What follows is a listing; give it again exactly, in its entirety.

[Collected data]
╭──

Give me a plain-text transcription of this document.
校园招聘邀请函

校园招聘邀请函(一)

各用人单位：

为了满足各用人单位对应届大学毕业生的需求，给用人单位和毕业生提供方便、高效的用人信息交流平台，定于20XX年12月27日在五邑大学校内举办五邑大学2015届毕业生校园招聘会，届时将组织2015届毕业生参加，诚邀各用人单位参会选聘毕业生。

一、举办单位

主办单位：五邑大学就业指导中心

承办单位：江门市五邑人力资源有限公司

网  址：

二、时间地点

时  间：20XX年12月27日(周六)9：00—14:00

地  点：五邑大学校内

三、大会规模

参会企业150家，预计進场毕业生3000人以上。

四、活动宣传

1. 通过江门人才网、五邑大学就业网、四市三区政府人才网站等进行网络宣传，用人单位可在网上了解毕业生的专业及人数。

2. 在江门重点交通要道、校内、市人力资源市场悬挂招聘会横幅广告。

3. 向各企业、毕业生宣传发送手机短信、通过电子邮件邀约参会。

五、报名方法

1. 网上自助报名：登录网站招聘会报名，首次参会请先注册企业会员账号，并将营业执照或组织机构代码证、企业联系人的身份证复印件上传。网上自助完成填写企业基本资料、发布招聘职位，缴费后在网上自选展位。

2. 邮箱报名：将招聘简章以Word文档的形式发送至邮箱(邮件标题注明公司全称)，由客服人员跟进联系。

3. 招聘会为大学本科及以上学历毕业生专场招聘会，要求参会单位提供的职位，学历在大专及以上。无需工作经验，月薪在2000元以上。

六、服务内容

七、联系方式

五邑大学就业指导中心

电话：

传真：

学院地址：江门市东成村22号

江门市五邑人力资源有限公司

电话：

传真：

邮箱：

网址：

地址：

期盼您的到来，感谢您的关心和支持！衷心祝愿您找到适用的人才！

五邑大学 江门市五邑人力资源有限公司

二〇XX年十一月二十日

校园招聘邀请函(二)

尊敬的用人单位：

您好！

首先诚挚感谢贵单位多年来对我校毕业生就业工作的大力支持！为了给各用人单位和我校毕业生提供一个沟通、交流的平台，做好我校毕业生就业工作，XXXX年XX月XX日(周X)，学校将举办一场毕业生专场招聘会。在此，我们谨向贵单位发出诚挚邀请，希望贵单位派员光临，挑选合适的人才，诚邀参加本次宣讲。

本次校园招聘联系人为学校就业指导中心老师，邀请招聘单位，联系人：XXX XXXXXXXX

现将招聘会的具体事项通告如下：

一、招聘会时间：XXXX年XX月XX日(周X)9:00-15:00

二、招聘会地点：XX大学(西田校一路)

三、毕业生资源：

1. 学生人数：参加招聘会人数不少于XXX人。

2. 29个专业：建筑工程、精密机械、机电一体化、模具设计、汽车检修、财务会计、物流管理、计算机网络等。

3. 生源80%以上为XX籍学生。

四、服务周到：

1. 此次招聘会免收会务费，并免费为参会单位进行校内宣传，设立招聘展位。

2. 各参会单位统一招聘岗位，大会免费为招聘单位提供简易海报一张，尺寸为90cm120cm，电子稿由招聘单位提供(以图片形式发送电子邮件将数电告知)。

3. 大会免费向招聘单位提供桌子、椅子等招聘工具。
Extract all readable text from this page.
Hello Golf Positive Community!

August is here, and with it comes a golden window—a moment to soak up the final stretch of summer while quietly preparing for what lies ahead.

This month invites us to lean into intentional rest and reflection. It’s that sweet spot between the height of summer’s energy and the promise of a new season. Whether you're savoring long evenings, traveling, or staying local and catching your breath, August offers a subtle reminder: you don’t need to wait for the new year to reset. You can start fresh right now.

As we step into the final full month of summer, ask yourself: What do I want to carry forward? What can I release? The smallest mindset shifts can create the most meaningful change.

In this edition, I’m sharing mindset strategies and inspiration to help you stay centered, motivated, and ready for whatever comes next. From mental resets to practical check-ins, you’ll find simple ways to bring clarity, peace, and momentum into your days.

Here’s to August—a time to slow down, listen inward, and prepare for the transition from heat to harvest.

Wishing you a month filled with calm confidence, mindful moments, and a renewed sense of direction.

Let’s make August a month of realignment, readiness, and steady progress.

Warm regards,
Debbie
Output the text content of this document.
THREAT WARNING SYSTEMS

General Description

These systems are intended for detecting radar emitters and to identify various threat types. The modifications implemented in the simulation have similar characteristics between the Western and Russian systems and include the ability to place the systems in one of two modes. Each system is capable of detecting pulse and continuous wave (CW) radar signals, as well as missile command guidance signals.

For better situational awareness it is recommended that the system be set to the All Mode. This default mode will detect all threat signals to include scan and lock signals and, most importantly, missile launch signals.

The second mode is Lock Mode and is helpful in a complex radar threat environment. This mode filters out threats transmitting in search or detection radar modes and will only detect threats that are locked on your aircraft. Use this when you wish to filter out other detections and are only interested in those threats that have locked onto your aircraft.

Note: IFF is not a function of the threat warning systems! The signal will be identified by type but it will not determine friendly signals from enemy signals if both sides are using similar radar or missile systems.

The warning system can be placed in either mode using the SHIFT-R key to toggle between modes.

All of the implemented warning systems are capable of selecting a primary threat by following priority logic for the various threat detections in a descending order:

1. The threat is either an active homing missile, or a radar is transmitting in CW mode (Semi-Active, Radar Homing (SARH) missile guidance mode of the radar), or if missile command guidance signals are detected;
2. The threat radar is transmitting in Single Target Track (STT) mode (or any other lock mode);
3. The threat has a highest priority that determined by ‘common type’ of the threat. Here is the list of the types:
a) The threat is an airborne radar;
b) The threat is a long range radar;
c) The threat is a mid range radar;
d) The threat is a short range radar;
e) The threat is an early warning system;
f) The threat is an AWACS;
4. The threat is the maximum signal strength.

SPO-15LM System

╰──

**Written solution**:
Give me a plain-text transcription of this document.
校园招聘邀请函

校园招聘邀请函(一)

各用人单位：

为了满足各用人单位对应届大学毕业生的需求，给用人单位和毕业生提供方便、高效的用人信息交流平台，定于20XX年12月27日在五邑大学校内举办五邑大学2015届毕业生校园招聘会，届时将组织2015届毕业生参加，诚邀各用人单位参会选聘毕业生。

一、举办单位

主办单位：五邑大学就业指导中心

承办单位：江门市五邑人力资源有限公司

网  址：

二、时间地点

时  间：20XX年12月27日(周六)9：00—14:00

地  点：五邑大学校内

三、大会规模

参会企业150家，预计進场毕业生3000人以上。

四、活动宣传

1. 通过江门人才网、五邑大学就业网、四市三区政府人才网站等进行网络宣传，用人单位可在网上了解毕业生的专业及人数。

2. 在江门重点交通要道、校内、市人力资源市场悬挂招聘会横幅广告。

3. 向各企业、毕业生宣传发送手机短信、通过电子邮件邀约参会。

五、报名方法

1. 网上自助报名：登录网站招聘会报名，首次参会请先注册企业会员账号，并将营业执照或组织机构代码证、企业联系人的身份证复印件上传。网上自助完成填写企业基本资料、发布招聘职位，缴费后在网上自选展位。

2. 邮箱报名：将招聘简章以Word文档的形式发送至邮箱(邮件标题注明公司全称)，由客服人员跟进联系。

3. 招聘会为大学本科及以上学历毕业生专场招聘会，要求参会单位提供的职位，学历在大专及以上。无需工作经验，月薪在2000元以上。

六、服务内容

七、联系方式

五邑大学就业指导中心

电话：

传真：

学院地址：江门市东成村22号

江门市五邑人力资源有限公司

电话：

传真：

邮箱：

网址：

地址：

期盼您的到来，感谢您的关心和支持！衷心祝愿您找到适用的人才！

五邑大学 江门市五邑人力资源有限公司

二〇XX年十一月二十日

校园招聘邀请函(二)

尊敬的用人单位：

您好！

首先诚挚感谢贵单位多年来对我校毕业生就业工作的大力支持！为了给各用人单位和我校毕业生提供一个沟通、交流的平台，做好我校毕业生就业工作，XXXX年XX月XX日(周X)，学校将举办一场毕业生专场招聘会。在此，我们谨向贵单位发出诚挚邀请，希望贵单位派员光临，挑选合适的人才，诚邀参加本次宣讲。

本次校园招聘联系人为学校就业指导中心老师，邀请招聘单位，联系人：XXX XXXXXXXX

现将招聘会的具体事项通告如下：

一、招聘会时间：XXXX年XX月XX日(周X)9:00-15:00

二、招聘会地点：XX大学(西田校一路)

三、毕业生资源：

1. 学生人数：参加招聘会人数不少于XXX人。

2. 29个专业：建筑工程、精密机械、机电一体化、模具设计、汽车检修、财务会计、物流管理、计算机网络等。

3. 生源80%以上为XX籍学生。

四、服务周到：

1. 此次招聘会免收会务费，并免费为参会单位进行校内宣传，设立招聘展位。

2. 各参会单位统一招聘岗位，大会免费为招聘单位提供简易海报一张，尺寸为90cm120cm，电子稿由招聘单位提供(以图片形式发送电子邮件将数电告知)。

3. 大会免费向招聘单位提供桌子、椅子等招聘工具。
Extract all readable text from this page.
Hello Golf Positive Community!

August is here, and with it comes a golden window—a moment to soak up the final stretch of summer while quietly preparing for what lies ahead.

This month invites us to lean into intentional rest and reflection. It’s that sweet spot between the height of summer’s energy and the promise of a new season. Whether you're savoring long evenings, traveling, or staying local and catching your breath, August offers a subtle reminder: you don’t need to wait for the new year to reset. You can start fresh right now.

As we step into the final full month of summer, ask yourself: What do I want to carry forward? What can I release? The smallest mindset shifts can create the most meaningful change.

In this edition, I’m sharing mindset strategies and inspiration to help you stay centered, motivated, and ready for whatever comes next. From mental resets to practical check-ins, you’ll find simple ways to bring clarity, peace, and momentum into your days.

Here’s to August—a time to slow down, listen inward, and prepare for the transition from heat to harvest.

Wishing you a month filled with calm confidence, mindful moments, and a renewed sense of direction.

Let’s make August a month of realignment, readiness, and steady progress.

Warm regards,
Debbie
Output the text content of this document.
THREAT WARNING SYSTEMS

General Description

These systems are intended for detecting radar emitters and to identify various threat types. The modifications implemented in the simulation have similar characteristics between the Western and Russian systems and include the ability to place the systems in one of two modes. Each system is capable of detecting pulse and continuous wave (CW) radar signals, as well as missile command guidance signals.

For better situational awareness it is recommended that the system be set to the All Mode. This default mode will detect all threat signals to include scan and lock signals and, most importantly, missile launch signals.

The second mode is Lock Mode and is helpful in a complex radar threat environment. This mode filters out threats transmitting in search or detection radar modes and will only detect threats that are locked on your aircraft. Use this when you wish to filter out other detections and are only interested in those threats that have locked onto your aircraft.

Note: IFF is not a function of the threat warning systems! The signal will be identified by type but it will not determine friendly signals from enemy signals if both sides are using similar radar or missile systems.

The warning system can be placed in either mode using the SHIFT-R key to toggle between modes.

All of the implemented warning systems are capable of selecting a primary threat by following priority logic for the various threat detections in a descending order:

1. The threat is either an active homing missile, or a radar is transmitting in CW mode (Semi-Active, Radar Homing (SARH) missile guidance mode of the radar), or if missile command guidance signals are detected;
2. The threat radar is transmitting in Single Target Track (STT) mode (or any other lock mode);
3. The threat has a highest priority that determined by ‘common type’ of the threat. Here is the list of the types:
a) The threat is an airborne radar;
b) The threat is a long range radar;
c) The threat is a mid range radar;
d) The threat is a short range radar;
e) The threat is an early warning system;
f) The threat is an AWACS;
4. The threat is the maximum signal strength.

SPO-15LM System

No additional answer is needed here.